§ What the task asks:
Repeat the material exactly, leaving nothing out.

-- Begin Input records --

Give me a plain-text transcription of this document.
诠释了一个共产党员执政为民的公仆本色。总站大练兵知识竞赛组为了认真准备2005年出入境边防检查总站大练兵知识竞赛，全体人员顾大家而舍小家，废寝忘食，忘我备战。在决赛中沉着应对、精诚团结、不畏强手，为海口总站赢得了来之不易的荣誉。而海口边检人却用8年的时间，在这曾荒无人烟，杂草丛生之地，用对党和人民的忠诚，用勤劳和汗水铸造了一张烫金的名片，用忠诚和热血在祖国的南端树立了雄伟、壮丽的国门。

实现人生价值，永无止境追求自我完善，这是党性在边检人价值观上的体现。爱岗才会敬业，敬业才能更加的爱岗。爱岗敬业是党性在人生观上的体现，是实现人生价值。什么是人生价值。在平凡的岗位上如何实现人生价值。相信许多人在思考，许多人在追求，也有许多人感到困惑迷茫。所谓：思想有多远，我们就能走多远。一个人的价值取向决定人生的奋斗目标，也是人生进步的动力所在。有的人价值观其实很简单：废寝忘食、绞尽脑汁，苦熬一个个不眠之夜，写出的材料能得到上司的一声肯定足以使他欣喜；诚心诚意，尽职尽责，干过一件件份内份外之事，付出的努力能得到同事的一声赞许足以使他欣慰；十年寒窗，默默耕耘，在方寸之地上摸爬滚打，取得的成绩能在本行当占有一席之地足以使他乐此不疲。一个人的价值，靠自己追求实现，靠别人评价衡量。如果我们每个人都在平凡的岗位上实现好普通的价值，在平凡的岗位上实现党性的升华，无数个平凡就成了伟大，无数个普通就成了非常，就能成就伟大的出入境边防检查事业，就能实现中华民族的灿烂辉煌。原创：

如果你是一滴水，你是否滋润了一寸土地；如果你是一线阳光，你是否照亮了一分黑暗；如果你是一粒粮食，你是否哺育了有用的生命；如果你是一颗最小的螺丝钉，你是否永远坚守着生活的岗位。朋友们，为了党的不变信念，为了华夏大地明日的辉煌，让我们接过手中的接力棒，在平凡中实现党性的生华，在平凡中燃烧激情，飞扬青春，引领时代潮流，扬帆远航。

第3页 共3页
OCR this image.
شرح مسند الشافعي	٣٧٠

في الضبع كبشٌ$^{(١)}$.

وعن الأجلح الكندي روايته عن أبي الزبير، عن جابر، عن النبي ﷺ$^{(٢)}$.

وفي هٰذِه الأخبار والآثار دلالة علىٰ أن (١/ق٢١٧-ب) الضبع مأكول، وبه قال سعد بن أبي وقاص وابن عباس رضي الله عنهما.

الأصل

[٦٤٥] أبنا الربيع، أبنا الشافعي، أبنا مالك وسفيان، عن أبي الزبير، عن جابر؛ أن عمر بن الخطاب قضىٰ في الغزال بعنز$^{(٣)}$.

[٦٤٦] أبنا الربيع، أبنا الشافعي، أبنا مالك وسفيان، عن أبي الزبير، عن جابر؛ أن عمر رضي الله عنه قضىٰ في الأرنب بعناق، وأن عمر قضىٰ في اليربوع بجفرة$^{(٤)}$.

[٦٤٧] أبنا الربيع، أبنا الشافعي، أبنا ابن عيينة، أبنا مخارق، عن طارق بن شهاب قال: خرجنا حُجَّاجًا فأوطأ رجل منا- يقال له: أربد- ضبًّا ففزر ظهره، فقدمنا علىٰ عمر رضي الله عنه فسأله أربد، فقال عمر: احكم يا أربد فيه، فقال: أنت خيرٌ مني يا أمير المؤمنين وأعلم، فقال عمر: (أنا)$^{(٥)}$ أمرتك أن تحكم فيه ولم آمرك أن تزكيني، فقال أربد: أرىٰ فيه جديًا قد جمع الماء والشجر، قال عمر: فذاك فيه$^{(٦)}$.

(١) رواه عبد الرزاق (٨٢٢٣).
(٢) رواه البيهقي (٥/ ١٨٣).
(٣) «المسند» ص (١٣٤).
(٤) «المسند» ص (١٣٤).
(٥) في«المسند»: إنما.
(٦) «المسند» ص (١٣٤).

-- End Input records --

§ Task result:
Give me a plain-text transcription of this document.
诠释了一个共产党员执政为民的公仆本色。总站大练兵知识竞赛组为了认真准备2005年出入境边防检查总站大练兵知识竞赛，全体人员顾大家而舍小家，废寝忘食，忘我备战。在决赛中沉着应对、精诚团结、不畏强手，为海口总站赢得了来之不易的荣誉。而海口边检人却用8年的时间，在这曾荒无人烟，杂草丛生之地，用对党和人民的忠诚，用勤劳和汗水铸造了一张烫金的名片，用忠诚和热血在祖国的南端树立了雄伟、壮丽的国门。

实现人生价值，永无止境追求自我完善，这是党性在边检人价值观上的体现。爱岗才会敬业，敬业才能更加的爱岗。爱岗敬业是党性在人生观上的体现，是实现人生价值。什么是人生价值。在平凡的岗位上如何实现人生价值。相信许多人在思考，许多人在追求，也有许多人感到困惑迷茫。所谓：思想有多远，我们就能走多远。一个人的价值取向决定人生的奋斗目标，也是人生进步的动力所在。有的人价值观其实很简单：废寝忘食、绞尽脑汁，苦熬一个个不眠之夜，写出的材料能得到上司的一声肯定足以使他欣喜；诚心诚意，尽职尽责，干过一件件份内份外之事，付出的努力能得到同事的一声赞许足以使他欣慰；十年寒窗，默默耕耘，在方寸之地上摸爬滚打，取得的成绩能在本行当占有一席之地足以使他乐此不疲。一个人的价值，靠自己追求实现，靠别人评价衡量。如果我们每个人都在平凡的岗位上实现好普通的价值，在平凡的岗位上实现党性的升华，无数个平凡就成了伟大，无数个普通就成了非常，就能成就伟大的出入境边防检查事业，就能实现中华民族的灿烂辉煌。原创：

如果你是一滴水，你是否滋润了一寸土地；如果你是一线阳光，你是否照亮了一分黑暗；如果你是一粒粮食，你是否哺育了有用的生命；如果你是一颗最小的螺丝钉，你是否永远坚守着生活的岗位。朋友们，为了党的不变信念，为了华夏大地明日的辉煌，让我们接过手中的接力棒，在平凡中实现党性的生华，在平凡中燃烧激情，飞扬青春，引领时代潮流，扬帆远航。

第3页 共3页
OCR this image.
شرح مسند الشافعي	٣٧٠

في الضبع كبشٌ$^{(١)}$.

وعن الأجلح الكندي روايته عن أبي الزبير، عن جابر، عن النبي ﷺ$^{(٢)}$.

وفي هٰذِه الأخبار والآثار دلالة علىٰ أن (١/ق٢١٧-ب) الضبع مأكول، وبه قال سعد بن أبي وقاص وابن عباس رضي الله عنهما.

الأصل

[٦٤٥] أبنا الربيع، أبنا الشافعي، أبنا مالك وسفيان، عن أبي الزبير، عن جابر؛ أن عمر بن الخطاب قضىٰ في الغزال بعنز$^{(٣)}$.

[٦٤٦] أبنا الربيع، أبنا الشافعي، أبنا مالك وسفيان، عن أبي الزبير، عن جابر؛ أن عمر رضي الله عنه قضىٰ في الأرنب بعناق، وأن عمر قضىٰ في اليربوع بجفرة$^{(٤)}$.

[٦٤٧] أبنا الربيع، أبنا الشافعي، أبنا ابن عيينة، أبنا مخارق، عن طارق بن شهاب قال: خرجنا حُجَّاجًا فأوطأ رجل منا- يقال له: أربد- ضبًّا ففزر ظهره، فقدمنا علىٰ عمر رضي الله عنه فسأله أربد، فقال عمر: احكم يا أربد فيه، فقال: أنت خيرٌ مني يا أمير المؤمنين وأعلم، فقال عمر: (أنا)$^{(٥)}$ أمرتك أن تحكم فيه ولم آمرك أن تزكيني، فقال أربد: أرىٰ فيه جديًا قد جمع الماء والشجر، قال عمر: فذاك فيه$^{(٦)}$.

(١) رواه عبد الرزاق (٨٢٢٣).
(٢) رواه البيهقي (٥/ ١٨٣).
(٣) «المسند» ص (١٣٤).
(٤) «المسند» ص (١٣٤).
(٥) في«المسند»: إنما.
(٦) «المسند» ص (١٣٤).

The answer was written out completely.